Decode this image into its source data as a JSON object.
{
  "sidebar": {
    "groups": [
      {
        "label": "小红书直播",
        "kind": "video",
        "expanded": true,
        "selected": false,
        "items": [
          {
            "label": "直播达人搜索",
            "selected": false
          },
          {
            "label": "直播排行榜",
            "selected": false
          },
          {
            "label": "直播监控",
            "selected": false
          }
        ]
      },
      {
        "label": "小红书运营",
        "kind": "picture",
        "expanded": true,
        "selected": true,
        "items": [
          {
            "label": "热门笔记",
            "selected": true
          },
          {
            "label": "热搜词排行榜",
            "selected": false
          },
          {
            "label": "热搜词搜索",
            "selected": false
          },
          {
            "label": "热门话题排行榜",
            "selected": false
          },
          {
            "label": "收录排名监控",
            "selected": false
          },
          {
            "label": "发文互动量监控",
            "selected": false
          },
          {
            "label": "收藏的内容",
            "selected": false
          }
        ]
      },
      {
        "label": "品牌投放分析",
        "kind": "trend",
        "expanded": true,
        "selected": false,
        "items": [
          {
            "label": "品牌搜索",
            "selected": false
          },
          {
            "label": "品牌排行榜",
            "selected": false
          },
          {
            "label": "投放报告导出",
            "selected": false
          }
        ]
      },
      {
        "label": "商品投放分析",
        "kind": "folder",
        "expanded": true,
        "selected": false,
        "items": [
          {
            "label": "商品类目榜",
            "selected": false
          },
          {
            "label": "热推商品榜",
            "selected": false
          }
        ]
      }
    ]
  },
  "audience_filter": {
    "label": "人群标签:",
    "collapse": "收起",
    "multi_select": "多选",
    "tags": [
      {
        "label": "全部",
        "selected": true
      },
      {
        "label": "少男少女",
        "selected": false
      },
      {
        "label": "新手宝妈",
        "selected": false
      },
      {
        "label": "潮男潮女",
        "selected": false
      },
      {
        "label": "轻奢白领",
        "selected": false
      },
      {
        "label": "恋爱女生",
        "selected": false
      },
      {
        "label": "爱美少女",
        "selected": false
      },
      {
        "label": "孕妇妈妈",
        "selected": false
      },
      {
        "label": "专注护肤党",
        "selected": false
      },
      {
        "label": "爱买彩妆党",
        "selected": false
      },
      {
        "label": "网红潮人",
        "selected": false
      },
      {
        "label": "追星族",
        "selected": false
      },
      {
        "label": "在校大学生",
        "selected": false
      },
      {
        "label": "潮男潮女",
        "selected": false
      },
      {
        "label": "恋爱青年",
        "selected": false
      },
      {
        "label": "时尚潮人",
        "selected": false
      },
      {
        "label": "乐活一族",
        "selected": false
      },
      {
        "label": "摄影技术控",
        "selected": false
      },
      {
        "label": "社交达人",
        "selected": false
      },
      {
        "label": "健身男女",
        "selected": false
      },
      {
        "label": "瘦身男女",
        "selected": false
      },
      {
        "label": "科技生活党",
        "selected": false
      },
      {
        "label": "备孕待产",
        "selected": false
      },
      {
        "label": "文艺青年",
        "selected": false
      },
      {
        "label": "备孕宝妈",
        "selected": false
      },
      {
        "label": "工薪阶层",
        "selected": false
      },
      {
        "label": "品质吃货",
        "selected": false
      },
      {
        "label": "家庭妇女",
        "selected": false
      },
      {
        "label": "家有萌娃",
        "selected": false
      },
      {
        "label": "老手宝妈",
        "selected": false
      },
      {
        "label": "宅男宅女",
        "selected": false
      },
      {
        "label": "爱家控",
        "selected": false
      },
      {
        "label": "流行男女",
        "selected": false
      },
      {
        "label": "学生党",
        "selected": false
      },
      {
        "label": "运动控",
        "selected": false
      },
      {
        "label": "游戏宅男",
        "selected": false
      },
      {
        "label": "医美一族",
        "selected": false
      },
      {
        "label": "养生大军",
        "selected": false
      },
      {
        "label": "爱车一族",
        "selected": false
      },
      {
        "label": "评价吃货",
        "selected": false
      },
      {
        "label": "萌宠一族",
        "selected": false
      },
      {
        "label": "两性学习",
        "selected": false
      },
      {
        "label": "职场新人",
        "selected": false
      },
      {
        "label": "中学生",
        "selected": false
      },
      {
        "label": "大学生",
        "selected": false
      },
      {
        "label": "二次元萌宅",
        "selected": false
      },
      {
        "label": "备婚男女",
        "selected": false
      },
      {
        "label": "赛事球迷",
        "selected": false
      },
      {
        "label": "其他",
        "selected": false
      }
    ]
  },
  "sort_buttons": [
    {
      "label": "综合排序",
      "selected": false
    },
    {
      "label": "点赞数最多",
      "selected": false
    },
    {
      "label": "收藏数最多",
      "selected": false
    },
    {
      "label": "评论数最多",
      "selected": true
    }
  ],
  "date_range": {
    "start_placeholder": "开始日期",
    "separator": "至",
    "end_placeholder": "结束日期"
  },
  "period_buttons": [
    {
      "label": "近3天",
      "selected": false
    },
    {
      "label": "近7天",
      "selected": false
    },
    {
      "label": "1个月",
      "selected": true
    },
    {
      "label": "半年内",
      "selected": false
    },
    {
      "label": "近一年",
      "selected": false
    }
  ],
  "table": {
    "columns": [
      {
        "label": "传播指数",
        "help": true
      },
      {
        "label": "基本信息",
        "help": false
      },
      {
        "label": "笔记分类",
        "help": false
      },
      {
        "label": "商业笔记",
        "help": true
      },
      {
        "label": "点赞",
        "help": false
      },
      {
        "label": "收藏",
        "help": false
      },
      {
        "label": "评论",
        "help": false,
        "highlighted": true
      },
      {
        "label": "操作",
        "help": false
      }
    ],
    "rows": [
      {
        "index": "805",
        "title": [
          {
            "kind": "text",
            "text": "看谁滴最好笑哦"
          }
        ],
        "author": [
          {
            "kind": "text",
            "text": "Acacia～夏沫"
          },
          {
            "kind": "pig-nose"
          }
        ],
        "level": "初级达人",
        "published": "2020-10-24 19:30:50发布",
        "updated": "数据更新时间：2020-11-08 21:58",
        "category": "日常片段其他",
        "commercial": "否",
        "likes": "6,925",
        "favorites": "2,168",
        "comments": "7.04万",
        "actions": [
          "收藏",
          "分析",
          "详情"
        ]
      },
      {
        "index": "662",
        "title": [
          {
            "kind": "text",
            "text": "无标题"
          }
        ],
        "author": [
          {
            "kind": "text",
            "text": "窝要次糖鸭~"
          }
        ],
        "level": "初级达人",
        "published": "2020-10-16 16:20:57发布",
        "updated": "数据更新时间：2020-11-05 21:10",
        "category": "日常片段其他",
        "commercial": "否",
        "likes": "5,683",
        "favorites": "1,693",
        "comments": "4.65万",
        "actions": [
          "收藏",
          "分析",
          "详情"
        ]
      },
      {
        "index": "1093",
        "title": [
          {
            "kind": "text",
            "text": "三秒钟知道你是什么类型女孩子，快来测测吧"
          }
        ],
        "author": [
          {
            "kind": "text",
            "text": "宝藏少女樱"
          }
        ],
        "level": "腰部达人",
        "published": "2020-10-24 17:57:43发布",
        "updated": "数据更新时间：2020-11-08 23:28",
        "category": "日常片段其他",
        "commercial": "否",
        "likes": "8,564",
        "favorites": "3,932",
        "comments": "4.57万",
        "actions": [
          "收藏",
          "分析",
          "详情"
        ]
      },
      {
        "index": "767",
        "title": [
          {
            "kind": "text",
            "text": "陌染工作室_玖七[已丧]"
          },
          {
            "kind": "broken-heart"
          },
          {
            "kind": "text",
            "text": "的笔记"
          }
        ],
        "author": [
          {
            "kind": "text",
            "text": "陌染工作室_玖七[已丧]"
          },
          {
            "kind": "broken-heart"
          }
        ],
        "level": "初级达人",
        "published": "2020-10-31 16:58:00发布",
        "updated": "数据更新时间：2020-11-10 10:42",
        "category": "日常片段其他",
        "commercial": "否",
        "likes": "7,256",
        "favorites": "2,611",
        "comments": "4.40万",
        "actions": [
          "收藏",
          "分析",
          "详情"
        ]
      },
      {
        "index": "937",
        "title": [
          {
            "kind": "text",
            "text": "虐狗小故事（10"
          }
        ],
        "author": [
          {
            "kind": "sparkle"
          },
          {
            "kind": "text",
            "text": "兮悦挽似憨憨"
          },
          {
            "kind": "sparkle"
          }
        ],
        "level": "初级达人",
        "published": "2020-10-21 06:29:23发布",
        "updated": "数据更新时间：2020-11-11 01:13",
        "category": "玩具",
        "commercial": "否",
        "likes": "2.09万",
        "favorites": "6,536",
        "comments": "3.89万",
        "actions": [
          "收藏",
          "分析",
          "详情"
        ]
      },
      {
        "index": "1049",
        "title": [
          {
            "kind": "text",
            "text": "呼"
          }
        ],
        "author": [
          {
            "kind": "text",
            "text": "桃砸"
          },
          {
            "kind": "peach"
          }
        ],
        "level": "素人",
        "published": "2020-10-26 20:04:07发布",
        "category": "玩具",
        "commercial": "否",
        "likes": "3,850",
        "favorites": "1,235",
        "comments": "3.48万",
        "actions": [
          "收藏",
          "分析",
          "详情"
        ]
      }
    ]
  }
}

* * * * * * *

Among these entries, how many lines include the string "comments"? Reply with the number by itself.

6